**Objective:**
Give all of the lines again, with nothing added or dropped.

───── Data entries ─────

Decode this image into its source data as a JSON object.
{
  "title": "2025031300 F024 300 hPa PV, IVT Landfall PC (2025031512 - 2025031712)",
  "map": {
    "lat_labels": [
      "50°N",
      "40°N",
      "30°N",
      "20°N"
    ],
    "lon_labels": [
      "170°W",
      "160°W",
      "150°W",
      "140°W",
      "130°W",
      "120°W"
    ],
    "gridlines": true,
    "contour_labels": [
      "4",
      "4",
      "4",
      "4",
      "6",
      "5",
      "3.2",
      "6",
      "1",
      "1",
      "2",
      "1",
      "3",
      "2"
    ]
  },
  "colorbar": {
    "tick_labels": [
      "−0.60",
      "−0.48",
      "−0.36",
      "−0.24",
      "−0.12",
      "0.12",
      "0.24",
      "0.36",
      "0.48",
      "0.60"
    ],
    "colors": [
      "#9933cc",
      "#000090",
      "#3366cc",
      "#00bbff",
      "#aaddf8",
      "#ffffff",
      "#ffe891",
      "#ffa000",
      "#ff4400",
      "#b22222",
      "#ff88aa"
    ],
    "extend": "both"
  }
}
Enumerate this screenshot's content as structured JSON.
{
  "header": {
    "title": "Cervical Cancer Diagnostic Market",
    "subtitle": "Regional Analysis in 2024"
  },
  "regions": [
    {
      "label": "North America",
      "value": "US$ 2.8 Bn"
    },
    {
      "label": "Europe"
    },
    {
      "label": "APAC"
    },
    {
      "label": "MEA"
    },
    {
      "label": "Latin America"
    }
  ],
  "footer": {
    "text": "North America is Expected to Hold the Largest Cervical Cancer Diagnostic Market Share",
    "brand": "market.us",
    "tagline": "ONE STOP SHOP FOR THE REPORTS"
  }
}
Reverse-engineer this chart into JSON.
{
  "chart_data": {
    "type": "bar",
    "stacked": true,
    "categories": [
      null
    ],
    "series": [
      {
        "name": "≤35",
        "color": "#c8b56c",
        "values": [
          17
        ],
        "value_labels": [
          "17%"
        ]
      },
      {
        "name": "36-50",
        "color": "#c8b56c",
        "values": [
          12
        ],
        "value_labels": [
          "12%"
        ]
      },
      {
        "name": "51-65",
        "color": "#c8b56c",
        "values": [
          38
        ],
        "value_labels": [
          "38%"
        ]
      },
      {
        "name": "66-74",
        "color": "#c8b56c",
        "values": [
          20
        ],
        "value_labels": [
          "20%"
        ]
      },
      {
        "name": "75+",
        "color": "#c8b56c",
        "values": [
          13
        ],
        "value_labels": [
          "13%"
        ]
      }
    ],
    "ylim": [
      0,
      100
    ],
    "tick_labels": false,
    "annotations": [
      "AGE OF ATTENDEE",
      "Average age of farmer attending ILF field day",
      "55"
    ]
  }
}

─────

**Reply:**
Decode this image into its source data as a JSON object.
{
  "title": "2025031300 F024 300 hPa PV, IVT Landfall PC (2025031512 - 2025031712)",
  "map": {
    "lat_labels": [
      "50°N",
      "40°N",
      "30°N",
      "20°N"
    ],
    "lon_labels": [
      "170°W",
      "160°W",
      "150°W",
      "140°W",
      "130°W",
      "120°W"
    ],
    "gridlines": true,
    "contour_labels": [
      "4",
      "4",
      "4",
      "4",
      "6",
      "5",
      "3.2",
      "6",
      "1",
      "1",
      "2",
      "1",
      "3",
      "2"
    ]
  },
  "colorbar": {
    "tick_labels": [
      "−0.60",
      "−0.48",
      "−0.36",
      "−0.24",
      "−0.12",
      "0.12",
      "0.24",
      "0.36",
      "0.48",
      "0.60"
    ],
    "colors": [
      "#9933cc",
      "#000090",
      "#3366cc",
      "#00bbff",
      "#aaddf8",
      "#ffffff",
      "#ffe891",
      "#ffa000",
      "#ff4400",
      "#b22222",
      "#ff88aa"
    ],
    "extend": "both"
  }
}
Enumerate this screenshot's content as structured JSON.
{
  "header": {
    "title": "Cervical Cancer Diagnostic Market",
    "subtitle": "Regional Analysis in 2024"
  },
  "regions": [
    {
      "label": "North America",
      "value": "US$ 2.8 Bn"
    },
    {
      "label": "Europe"
    },
    {
      "label": "APAC"
    },
    {
      "label": "MEA"
    },
    {
      "label": "Latin America"
    }
  ],
  "footer": {
    "text": "North America is Expected to Hold the Largest Cervical Cancer Diagnostic Market Share",
    "brand": "market.us",
    "tagline": "ONE STOP SHOP FOR THE REPORTS"
  }
}
Reverse-engineer this chart into JSON.
{
  "chart_data": {
    "type": "bar",
    "stacked": true,
    "categories": [
      null
    ],
    "series": [
      {
        "name": "≤35",
        "color": "#c8b56c",
        "values": [
          17
        ],
        "value_labels": [
          "17%"
        ]
      },
      {
        "name": "36-50",
        "color": "#c8b56c",
        "values": [
          12
        ],
        "value_labels": [
          "12%"
        ]
      },
      {
        "name": "51-65",
        "color": "#c8b56c",
        "values": [
          38
        ],
        "value_labels": [
          "38%"
        ]
      },
      {
        "name": "66-74",
        "color": "#c8b56c",
        "values": [
          20
        ],
        "value_labels": [
          "20%"
        ]
      },
      {
        "name": "75+",
        "color": "#c8b56c",
        "values": [
          13
        ],
        "value_labels": [
          "13%"
        ]
      }
    ],
    "ylim": [
      0,
      100
    ],
    "tick_labels": false,
    "annotations": [
      "AGE OF ATTENDEE",
      "Average age of farmer attending ILF field day",
      "55"
    ]
  }
}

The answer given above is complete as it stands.